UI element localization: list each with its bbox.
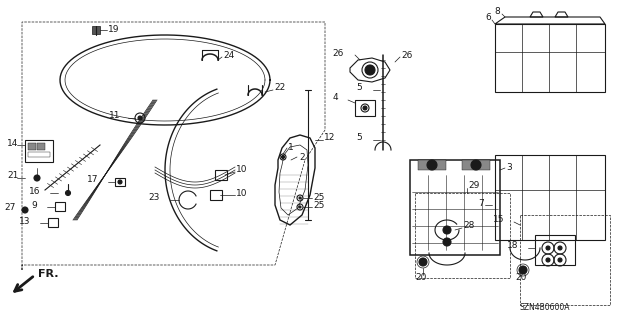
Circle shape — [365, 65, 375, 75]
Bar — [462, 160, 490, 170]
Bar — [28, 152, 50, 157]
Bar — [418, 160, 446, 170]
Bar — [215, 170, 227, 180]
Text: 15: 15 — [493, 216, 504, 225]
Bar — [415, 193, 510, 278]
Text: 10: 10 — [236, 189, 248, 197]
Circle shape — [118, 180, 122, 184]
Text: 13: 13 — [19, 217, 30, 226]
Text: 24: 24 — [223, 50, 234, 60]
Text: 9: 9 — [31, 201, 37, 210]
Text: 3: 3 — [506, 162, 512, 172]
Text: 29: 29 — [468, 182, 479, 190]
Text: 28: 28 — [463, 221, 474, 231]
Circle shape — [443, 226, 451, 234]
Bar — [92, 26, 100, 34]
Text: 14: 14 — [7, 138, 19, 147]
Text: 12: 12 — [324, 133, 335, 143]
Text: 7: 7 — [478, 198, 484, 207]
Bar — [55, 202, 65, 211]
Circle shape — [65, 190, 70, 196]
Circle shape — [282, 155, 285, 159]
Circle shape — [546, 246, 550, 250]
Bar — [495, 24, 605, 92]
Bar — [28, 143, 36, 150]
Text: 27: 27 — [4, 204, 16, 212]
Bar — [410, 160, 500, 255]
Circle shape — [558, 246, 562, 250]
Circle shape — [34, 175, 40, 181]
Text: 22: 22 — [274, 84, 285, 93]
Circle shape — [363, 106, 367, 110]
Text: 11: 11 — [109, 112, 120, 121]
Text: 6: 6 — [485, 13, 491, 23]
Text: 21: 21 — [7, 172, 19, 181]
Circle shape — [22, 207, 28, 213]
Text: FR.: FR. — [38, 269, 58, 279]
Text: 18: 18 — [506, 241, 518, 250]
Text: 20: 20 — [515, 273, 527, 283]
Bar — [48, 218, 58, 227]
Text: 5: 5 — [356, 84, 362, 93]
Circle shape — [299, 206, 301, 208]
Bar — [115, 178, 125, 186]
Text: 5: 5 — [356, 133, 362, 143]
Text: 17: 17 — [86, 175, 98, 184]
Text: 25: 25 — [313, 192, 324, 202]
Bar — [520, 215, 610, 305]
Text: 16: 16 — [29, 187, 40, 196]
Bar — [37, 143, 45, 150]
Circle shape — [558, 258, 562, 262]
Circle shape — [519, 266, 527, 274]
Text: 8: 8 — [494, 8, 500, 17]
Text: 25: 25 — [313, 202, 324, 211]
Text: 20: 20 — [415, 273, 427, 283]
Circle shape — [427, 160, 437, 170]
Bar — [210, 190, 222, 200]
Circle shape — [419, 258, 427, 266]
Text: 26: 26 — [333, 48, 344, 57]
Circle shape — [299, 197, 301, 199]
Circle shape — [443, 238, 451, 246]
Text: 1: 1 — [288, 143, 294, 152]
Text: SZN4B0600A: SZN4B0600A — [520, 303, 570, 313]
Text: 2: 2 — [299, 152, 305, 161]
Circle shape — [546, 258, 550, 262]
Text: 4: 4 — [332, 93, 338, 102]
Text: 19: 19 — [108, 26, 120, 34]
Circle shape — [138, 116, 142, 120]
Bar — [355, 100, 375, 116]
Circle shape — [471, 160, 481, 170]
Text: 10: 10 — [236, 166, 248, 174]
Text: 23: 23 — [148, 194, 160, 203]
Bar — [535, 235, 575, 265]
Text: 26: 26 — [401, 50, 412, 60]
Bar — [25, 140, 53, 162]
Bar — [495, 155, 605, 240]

---

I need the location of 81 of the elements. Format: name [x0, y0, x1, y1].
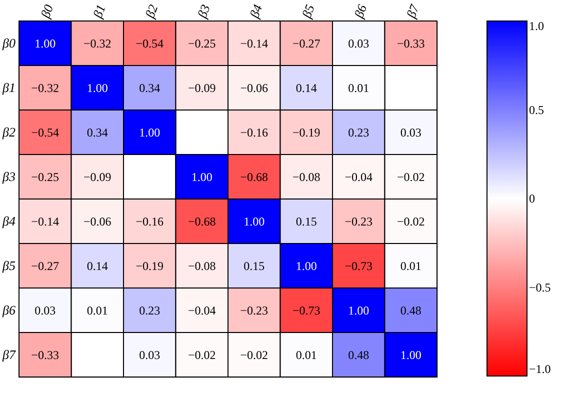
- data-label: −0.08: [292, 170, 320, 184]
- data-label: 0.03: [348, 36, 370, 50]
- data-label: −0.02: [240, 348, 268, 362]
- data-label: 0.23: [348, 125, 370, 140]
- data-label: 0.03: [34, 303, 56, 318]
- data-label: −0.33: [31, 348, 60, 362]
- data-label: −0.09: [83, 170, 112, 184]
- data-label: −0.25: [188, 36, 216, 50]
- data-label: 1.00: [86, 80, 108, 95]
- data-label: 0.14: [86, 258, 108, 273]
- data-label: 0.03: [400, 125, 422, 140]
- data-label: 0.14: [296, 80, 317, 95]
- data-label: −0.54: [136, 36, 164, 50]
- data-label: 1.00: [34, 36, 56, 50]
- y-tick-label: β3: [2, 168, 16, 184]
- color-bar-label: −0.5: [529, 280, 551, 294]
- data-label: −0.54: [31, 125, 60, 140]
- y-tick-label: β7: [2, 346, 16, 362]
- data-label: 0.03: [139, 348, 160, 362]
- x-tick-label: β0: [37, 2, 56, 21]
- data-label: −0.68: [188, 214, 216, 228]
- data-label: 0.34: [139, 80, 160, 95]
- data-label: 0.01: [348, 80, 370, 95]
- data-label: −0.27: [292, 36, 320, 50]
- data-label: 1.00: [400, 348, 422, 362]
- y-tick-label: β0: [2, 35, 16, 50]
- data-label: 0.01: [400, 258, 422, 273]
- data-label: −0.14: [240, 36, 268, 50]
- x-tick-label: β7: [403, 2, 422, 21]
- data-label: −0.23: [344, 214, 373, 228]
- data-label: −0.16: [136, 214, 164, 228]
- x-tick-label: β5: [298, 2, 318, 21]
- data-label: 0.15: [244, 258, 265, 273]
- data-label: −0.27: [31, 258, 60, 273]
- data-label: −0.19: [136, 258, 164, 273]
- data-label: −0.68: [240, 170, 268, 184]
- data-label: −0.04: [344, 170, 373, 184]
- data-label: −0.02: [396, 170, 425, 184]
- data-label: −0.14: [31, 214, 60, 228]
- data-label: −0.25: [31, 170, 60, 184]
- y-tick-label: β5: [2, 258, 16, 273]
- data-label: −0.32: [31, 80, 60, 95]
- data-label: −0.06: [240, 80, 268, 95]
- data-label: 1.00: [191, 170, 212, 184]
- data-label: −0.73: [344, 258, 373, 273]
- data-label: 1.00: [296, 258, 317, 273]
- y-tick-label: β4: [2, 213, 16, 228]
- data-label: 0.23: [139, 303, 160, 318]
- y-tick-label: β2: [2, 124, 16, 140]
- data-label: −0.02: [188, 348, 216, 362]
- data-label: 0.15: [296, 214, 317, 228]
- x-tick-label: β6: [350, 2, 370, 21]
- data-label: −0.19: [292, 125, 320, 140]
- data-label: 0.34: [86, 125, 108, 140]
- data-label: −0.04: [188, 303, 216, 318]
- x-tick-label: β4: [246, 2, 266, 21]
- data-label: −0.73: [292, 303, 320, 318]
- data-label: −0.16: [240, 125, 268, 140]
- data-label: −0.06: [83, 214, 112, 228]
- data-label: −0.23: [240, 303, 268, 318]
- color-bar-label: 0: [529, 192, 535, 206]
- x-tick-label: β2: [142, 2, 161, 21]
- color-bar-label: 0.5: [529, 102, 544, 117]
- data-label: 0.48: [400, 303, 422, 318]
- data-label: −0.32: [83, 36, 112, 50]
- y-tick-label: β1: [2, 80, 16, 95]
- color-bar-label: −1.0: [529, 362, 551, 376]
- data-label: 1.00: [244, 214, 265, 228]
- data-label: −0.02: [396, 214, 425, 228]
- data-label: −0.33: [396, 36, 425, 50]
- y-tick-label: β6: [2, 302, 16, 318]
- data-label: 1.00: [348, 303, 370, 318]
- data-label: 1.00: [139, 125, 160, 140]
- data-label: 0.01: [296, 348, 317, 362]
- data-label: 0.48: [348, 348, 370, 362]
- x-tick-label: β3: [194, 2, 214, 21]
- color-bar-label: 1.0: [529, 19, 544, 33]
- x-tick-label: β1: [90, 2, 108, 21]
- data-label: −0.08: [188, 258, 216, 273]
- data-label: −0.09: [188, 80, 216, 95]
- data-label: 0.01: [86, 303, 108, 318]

==

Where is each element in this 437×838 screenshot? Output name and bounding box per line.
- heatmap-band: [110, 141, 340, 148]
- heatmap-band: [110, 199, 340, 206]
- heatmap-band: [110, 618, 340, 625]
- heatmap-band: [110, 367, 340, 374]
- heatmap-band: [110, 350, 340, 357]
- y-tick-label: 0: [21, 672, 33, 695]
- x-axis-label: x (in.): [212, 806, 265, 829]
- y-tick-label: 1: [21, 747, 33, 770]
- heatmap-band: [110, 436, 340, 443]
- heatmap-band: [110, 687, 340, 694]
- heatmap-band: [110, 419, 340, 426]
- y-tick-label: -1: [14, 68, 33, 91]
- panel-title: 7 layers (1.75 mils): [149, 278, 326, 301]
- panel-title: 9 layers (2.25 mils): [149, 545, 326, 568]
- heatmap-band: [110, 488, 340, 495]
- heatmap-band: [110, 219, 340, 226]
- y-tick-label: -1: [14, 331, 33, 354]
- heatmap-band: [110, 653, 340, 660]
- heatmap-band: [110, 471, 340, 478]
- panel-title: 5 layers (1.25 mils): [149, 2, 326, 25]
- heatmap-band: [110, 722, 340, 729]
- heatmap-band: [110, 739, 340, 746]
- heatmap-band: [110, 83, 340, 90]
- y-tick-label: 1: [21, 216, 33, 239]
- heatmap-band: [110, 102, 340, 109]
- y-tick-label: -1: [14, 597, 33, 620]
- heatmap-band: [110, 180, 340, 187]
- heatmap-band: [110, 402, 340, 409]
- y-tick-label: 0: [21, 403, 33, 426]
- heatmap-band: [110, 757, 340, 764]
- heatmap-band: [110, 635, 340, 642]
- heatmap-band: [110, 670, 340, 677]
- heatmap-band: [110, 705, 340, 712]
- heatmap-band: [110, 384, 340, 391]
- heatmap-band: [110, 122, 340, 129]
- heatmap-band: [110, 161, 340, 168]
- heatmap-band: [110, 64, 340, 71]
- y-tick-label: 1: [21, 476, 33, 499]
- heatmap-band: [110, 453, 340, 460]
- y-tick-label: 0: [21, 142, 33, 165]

WHAT IS BEING ASKED: Copy out every row from the one containing "Circle shape — [365, 65, 375, 75]" down to the one containing "Text: 5: 5 — [356, 84, 362, 93]", including both of those rows.

TASK ANSWER:
Circle shape — [365, 65, 375, 75]
Bar — [462, 160, 490, 170]
Bar — [28, 152, 50, 157]
Bar — [418, 160, 446, 170]
Bar — [215, 170, 227, 180]
Text: 15: 15 — [493, 216, 504, 225]
Bar — [415, 193, 510, 278]
Text: 10: 10 — [236, 189, 248, 197]
Circle shape — [118, 180, 122, 184]
Text: 13: 13 — [19, 217, 30, 226]
Text: 24: 24 — [223, 50, 234, 60]
Text: 9: 9 — [31, 201, 37, 210]
Text: 3: 3 — [506, 162, 512, 172]
Text: 29: 29 — [468, 182, 479, 190]
Text: 28: 28 — [463, 221, 474, 231]
Circle shape — [443, 226, 451, 234]
Bar — [92, 26, 100, 34]
Text: 14: 14 — [7, 138, 19, 147]
Text: 12: 12 — [324, 133, 335, 143]
Text: 7: 7 — [478, 198, 484, 207]
Bar — [55, 202, 65, 211]
Circle shape — [65, 190, 70, 196]
Circle shape — [282, 155, 285, 159]
Circle shape — [546, 246, 550, 250]
Bar — [495, 24, 605, 92]
Bar — [28, 143, 36, 150]
Text: 27: 27 — [4, 204, 16, 212]
Bar — [410, 160, 500, 255]
Circle shape — [558, 246, 562, 250]
Circle shape — [34, 175, 40, 181]
Text: 22: 22 — [274, 84, 285, 93]
Circle shape — [363, 106, 367, 110]
Text: 11: 11 — [109, 112, 120, 121]
Text: 6: 6 — [485, 13, 491, 23]
Text: 21: 21 — [7, 172, 19, 181]
Circle shape — [22, 207, 28, 213]
Text: FR.: FR. — [38, 269, 58, 279]
Text: 18: 18 — [506, 241, 518, 250]
Text: 20: 20 — [515, 273, 527, 283]
Bar — [48, 218, 58, 227]
Text: 5: 5 — [356, 84, 362, 93]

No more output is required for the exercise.